WHAT TO DO | Copy nothing but the text: reproduce each line of the listing exactly and leave the pictures out.

MATERIAL PROVIDED |
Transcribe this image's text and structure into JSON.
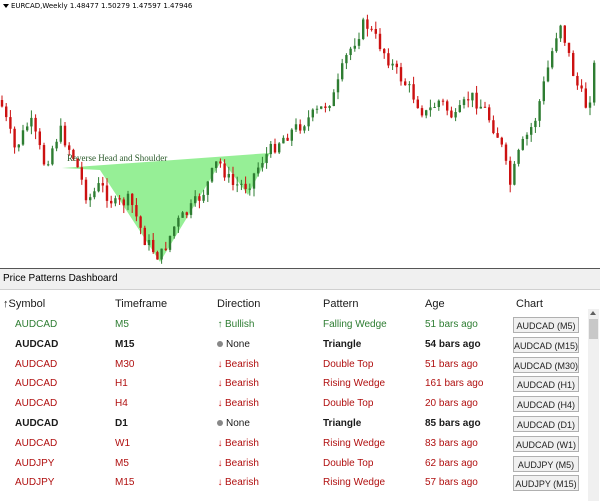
{
  "chart": {
    "symbol_header": "EURCAD,Weekly  1.48477 1.50279 1.47597 1.47946",
    "pattern_label": "Reverse Head and Shoulder",
    "colors": {
      "bull": "#2e7d32",
      "bear": "#cc1111",
      "pattern_fill": "#90ee90"
    }
  },
  "dashboard": {
    "title": "Price Patterns Dashboard",
    "headers": {
      "symbol": "Symbol",
      "timeframe": "Timeframe",
      "direction": "Direction",
      "pattern": "Pattern",
      "age": "Age",
      "chart": "Chart"
    },
    "rows": [
      {
        "symbol": "AUDCAD",
        "timeframe": "M5",
        "direction": "Bullish",
        "pattern": "Falling Wedge",
        "age": "51 bars ago",
        "chart": "AUDCAD (M5)",
        "kind": "bull"
      },
      {
        "symbol": "AUDCAD",
        "timeframe": "M15",
        "direction": "None",
        "pattern": "Triangle",
        "age": "54 bars ago",
        "chart": "AUDCAD (M15)",
        "kind": "neu"
      },
      {
        "symbol": "AUDCAD",
        "timeframe": "M30",
        "direction": "Bearish",
        "pattern": "Double Top",
        "age": "51 bars ago",
        "chart": "AUDCAD (M30)",
        "kind": "bear"
      },
      {
        "symbol": "AUDCAD",
        "timeframe": "H1",
        "direction": "Bearish",
        "pattern": "Rising Wedge",
        "age": "161 bars ago",
        "chart": "AUDCAD (H1)",
        "kind": "bear"
      },
      {
        "symbol": "AUDCAD",
        "timeframe": "H4",
        "direction": "Bearish",
        "pattern": "Double Top",
        "age": "20 bars ago",
        "chart": "AUDCAD (H4)",
        "kind": "bear"
      },
      {
        "symbol": "AUDCAD",
        "timeframe": "D1",
        "direction": "None",
        "pattern": "Triangle",
        "age": "85 bars ago",
        "chart": "AUDCAD (D1)",
        "kind": "neu"
      },
      {
        "symbol": "AUDCAD",
        "timeframe": "W1",
        "direction": "Bearish",
        "pattern": "Rising Wedge",
        "age": "83 bars ago",
        "chart": "AUDCAD (W1)",
        "kind": "bear"
      },
      {
        "symbol": "AUDJPY",
        "timeframe": "M5",
        "direction": "Bearish",
        "pattern": "Double Top",
        "age": "62 bars ago",
        "chart": "AUDJPY (M5)",
        "kind": "bear"
      },
      {
        "symbol": "AUDJPY",
        "timeframe": "M15",
        "direction": "Bearish",
        "pattern": "Rising Wedge",
        "age": "57 bars ago",
        "chart": "AUDJPY (M15)",
        "kind": "bear"
      }
    ]
  }
}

REPLY |
Transcribe this image's text and structure into JSON.
{
  "chart": {
    "symbol_header": "EURCAD,Weekly  1.48477 1.50279 1.47597 1.47946",
    "pattern_label": "Reverse Head and Shoulder",
    "colors": {
      "bull": "#2e7d32",
      "bear": "#cc1111",
      "pattern_fill": "#90ee90"
    }
  },
  "dashboard": {
    "title": "Price Patterns Dashboard",
    "headers": {
      "symbol": "Symbol",
      "timeframe": "Timeframe",
      "direction": "Direction",
      "pattern": "Pattern",
      "age": "Age",
      "chart": "Chart"
    },
    "rows": [
      {
        "symbol": "AUDCAD",
        "timeframe": "M5",
        "direction": "Bullish",
        "pattern": "Falling Wedge",
        "age": "51 bars ago",
        "chart": "AUDCAD (M5)",
        "kind": "bull"
      },
      {
        "symbol": "AUDCAD",
        "timeframe": "M15",
        "direction": "None",
        "pattern": "Triangle",
        "age": "54 bars ago",
        "chart": "AUDCAD (M15)",
        "kind": "neu"
      },
      {
        "symbol": "AUDCAD",
        "timeframe": "M30",
        "direction": "Bearish",
        "pattern": "Double Top",
        "age": "51 bars ago",
        "chart": "AUDCAD (M30)",
        "kind": "bear"
      },
      {
        "symbol": "AUDCAD",
        "timeframe": "H1",
        "direction": "Bearish",
        "pattern": "Rising Wedge",
        "age": "161 bars ago",
        "chart": "AUDCAD (H1)",
        "kind": "bear"
      },
      {
        "symbol": "AUDCAD",
        "timeframe": "H4",
        "direction": "Bearish",
        "pattern": "Double Top",
        "age": "20 bars ago",
        "chart": "AUDCAD (H4)",
        "kind": "bear"
      },
      {
        "symbol": "AUDCAD",
        "timeframe": "D1",
        "direction": "None",
        "pattern": "Triangle",
        "age": "85 bars ago",
        "chart": "AUDCAD (D1)",
        "kind": "neu"
      },
      {
        "symbol": "AUDCAD",
        "timeframe": "W1",
        "direction": "Bearish",
        "pattern": "Rising Wedge",
        "age": "83 bars ago",
        "chart": "AUDCAD (W1)",
        "kind": "bear"
      },
      {
        "symbol": "AUDJPY",
        "timeframe": "M5",
        "direction": "Bearish",
        "pattern": "Double Top",
        "age": "62 bars ago",
        "chart": "AUDJPY (M5)",
        "kind": "bear"
      },
      {
        "symbol": "AUDJPY",
        "timeframe": "M15",
        "direction": "Bearish",
        "pattern": "Rising Wedge",
        "age": "57 bars ago",
        "chart": "AUDJPY (M15)",
        "kind": "bear"
      }
    ]
  }
}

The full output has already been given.